→ **Task instructions**: Images are not part of the copy; write out the rest of the data exactly as given.

→ **Task input**:

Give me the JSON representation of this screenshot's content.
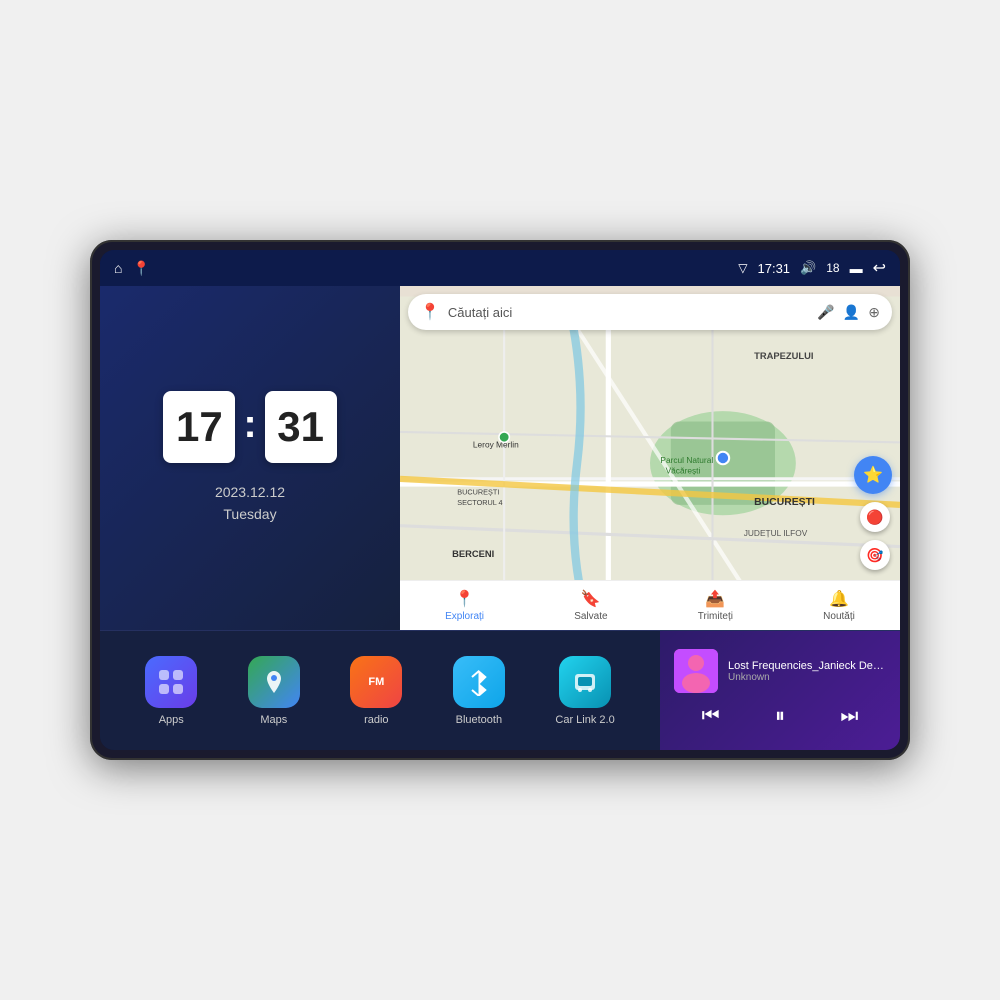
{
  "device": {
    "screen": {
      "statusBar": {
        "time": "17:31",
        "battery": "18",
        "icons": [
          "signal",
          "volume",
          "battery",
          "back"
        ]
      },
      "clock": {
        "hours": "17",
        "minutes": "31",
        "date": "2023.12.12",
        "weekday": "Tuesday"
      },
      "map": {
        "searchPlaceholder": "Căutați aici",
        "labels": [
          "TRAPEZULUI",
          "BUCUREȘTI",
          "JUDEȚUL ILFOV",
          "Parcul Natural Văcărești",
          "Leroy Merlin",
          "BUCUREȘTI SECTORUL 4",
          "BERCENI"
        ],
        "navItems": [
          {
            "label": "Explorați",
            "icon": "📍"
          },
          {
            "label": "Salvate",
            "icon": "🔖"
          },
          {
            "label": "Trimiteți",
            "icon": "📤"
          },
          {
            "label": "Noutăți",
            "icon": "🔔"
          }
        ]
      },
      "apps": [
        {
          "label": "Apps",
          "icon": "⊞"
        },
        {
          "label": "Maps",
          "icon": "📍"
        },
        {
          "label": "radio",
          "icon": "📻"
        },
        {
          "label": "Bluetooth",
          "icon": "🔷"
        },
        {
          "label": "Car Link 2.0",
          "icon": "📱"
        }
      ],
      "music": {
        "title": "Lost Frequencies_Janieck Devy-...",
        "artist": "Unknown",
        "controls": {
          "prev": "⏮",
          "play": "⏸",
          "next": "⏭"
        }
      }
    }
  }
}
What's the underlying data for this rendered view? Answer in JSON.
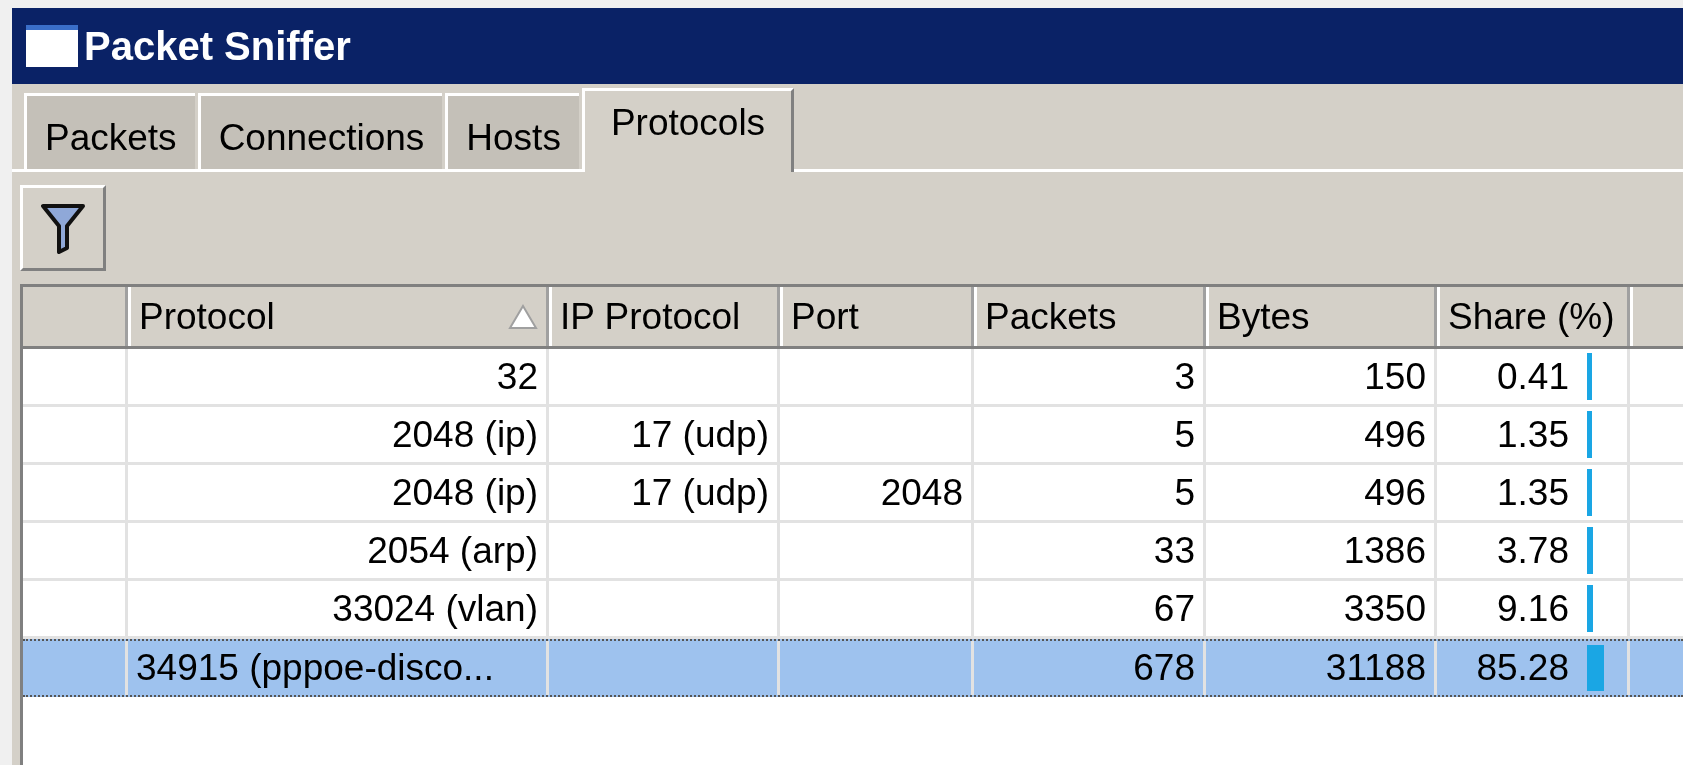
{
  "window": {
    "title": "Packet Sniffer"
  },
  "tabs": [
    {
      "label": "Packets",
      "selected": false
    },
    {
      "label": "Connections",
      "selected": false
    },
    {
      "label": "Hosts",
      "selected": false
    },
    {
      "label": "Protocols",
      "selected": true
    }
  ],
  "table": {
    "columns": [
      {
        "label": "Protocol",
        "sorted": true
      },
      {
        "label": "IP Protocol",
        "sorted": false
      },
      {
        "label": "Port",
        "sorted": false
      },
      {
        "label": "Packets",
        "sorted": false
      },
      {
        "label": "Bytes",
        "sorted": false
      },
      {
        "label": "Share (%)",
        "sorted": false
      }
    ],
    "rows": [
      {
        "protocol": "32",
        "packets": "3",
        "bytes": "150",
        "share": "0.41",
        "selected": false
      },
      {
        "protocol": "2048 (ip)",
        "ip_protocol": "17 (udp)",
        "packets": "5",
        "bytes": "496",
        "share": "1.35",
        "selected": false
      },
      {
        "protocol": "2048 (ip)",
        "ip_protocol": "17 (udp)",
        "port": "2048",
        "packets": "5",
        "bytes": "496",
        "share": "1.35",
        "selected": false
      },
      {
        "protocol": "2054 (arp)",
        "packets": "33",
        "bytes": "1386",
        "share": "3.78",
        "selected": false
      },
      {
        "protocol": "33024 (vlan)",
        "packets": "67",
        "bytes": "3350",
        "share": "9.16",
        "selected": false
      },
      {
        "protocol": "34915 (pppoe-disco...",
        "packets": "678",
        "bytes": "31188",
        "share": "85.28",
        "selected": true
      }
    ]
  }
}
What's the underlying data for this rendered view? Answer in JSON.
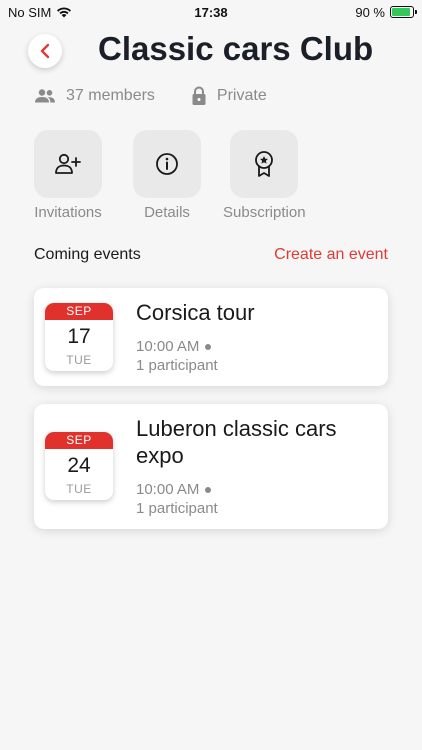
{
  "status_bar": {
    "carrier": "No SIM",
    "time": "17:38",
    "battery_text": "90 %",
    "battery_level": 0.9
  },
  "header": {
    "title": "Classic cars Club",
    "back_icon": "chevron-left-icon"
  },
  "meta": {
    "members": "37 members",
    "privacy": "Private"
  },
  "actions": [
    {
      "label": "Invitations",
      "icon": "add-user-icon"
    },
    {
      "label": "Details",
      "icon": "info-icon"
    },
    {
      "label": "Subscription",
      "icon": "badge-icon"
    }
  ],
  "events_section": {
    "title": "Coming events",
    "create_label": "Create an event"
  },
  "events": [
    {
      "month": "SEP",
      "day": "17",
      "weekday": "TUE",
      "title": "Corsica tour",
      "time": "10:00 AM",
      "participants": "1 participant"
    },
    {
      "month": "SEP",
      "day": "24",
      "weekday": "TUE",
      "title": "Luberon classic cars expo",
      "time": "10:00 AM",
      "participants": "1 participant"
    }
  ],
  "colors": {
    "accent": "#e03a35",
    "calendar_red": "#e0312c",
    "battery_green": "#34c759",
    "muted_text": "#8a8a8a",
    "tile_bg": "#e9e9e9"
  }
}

→ **Solution to this problem**:
Give me the JSON representation of this screenshot's content.
{
  "device": {
    "screen": {
      "statusBar": {
        "time": "17:31",
        "battery": "18",
        "icons": [
          "signal",
          "volume",
          "battery",
          "back"
        ]
      },
      "clock": {
        "hours": "17",
        "minutes": "31",
        "date": "2023.12.12",
        "weekday": "Tuesday"
      },
      "map": {
        "searchPlaceholder": "Căutați aici",
        "labels": [
          "TRAPEZULUI",
          "BUCUREȘTI",
          "JUDEȚUL ILFOV",
          "Parcul Natural Văcărești",
          "Leroy Merlin",
          "BUCUREȘTI SECTORUL 4",
          "BERCENI"
        ],
        "navItems": [
          {
            "label": "Explorați",
            "icon": "📍"
          },
          {
            "label": "Salvate",
            "icon": "🔖"
          },
          {
            "label": "Trimiteți",
            "icon": "📤"
          },
          {
            "label": "Noutăți",
            "icon": "🔔"
          }
        ]
      },
      "apps": [
        {
          "label": "Apps",
          "icon": "⊞"
        },
        {
          "label": "Maps",
          "icon": "📍"
        },
        {
          "label": "radio",
          "icon": "📻"
        },
        {
          "label": "Bluetooth",
          "icon": "🔷"
        },
        {
          "label": "Car Link 2.0",
          "icon": "📱"
        }
      ],
      "music": {
        "title": "Lost Frequencies_Janieck Devy-...",
        "artist": "Unknown",
        "controls": {
          "prev": "⏮",
          "play": "⏸",
          "next": "⏭"
        }
      }
    }
  }
}
What's the underlying data for this rendered view? Answer in JSON.
{
  "window": {
    "title": "Packet Sniffer"
  },
  "tabs": [
    {
      "label": "Packets",
      "selected": false
    },
    {
      "label": "Connections",
      "selected": false
    },
    {
      "label": "Hosts",
      "selected": false
    },
    {
      "label": "Protocols",
      "selected": true
    }
  ],
  "table": {
    "columns": [
      {
        "label": "Protocol",
        "sorted": true
      },
      {
        "label": "IP Protocol",
        "sorted": false
      },
      {
        "label": "Port",
        "sorted": false
      },
      {
        "label": "Packets",
        "sorted": false
      },
      {
        "label": "Bytes",
        "sorted": false
      },
      {
        "label": "Share (%)",
        "sorted": false
      }
    ],
    "rows": [
      {
        "protocol": "32",
        "packets": "3",
        "bytes": "150",
        "share": "0.41",
        "selected": false
      },
      {
        "protocol": "2048 (ip)",
        "ip_protocol": "17 (udp)",
        "packets": "5",
        "bytes": "496",
        "share": "1.35",
        "selected": false
      },
      {
        "protocol": "2048 (ip)",
        "ip_protocol": "17 (udp)",
        "port": "2048",
        "packets": "5",
        "bytes": "496",
        "share": "1.35",
        "selected": false
      },
      {
        "protocol": "2054 (arp)",
        "packets": "33",
        "bytes": "1386",
        "share": "3.78",
        "selected": false
      },
      {
        "protocol": "33024 (vlan)",
        "packets": "67",
        "bytes": "3350",
        "share": "9.16",
        "selected": false
      },
      {
        "protocol": "34915 (pppoe-disco...",
        "packets": "678",
        "bytes": "31188",
        "share": "85.28",
        "selected": true
      }
    ]
  }
}
What's the underlying data for this rendered view? Answer in JSON.
{
  "status_bar": {
    "carrier": "No SIM",
    "time": "17:38",
    "battery_text": "90 %",
    "battery_level": 0.9
  },
  "header": {
    "title": "Classic cars Club",
    "back_icon": "chevron-left-icon"
  },
  "meta": {
    "members": "37 members",
    "privacy": "Private"
  },
  "actions": [
    {
      "label": "Invitations",
      "icon": "add-user-icon"
    },
    {
      "label": "Details",
      "icon": "info-icon"
    },
    {
      "label": "Subscription",
      "icon": "badge-icon"
    }
  ],
  "events_section": {
    "title": "Coming events",
    "create_label": "Create an event"
  },
  "events": [
    {
      "month": "SEP",
      "day": "17",
      "weekday": "TUE",
      "title": "Corsica tour",
      "time": "10:00 AM",
      "participants": "1 participant"
    },
    {
      "month": "SEP",
      "day": "24",
      "weekday": "TUE",
      "title": "Luberon classic cars expo",
      "time": "10:00 AM",
      "participants": "1 participant"
    }
  ],
  "colors": {
    "accent": "#e03a35",
    "calendar_red": "#e0312c",
    "battery_green": "#34c759",
    "muted_text": "#8a8a8a",
    "tile_bg": "#e9e9e9"
  }
}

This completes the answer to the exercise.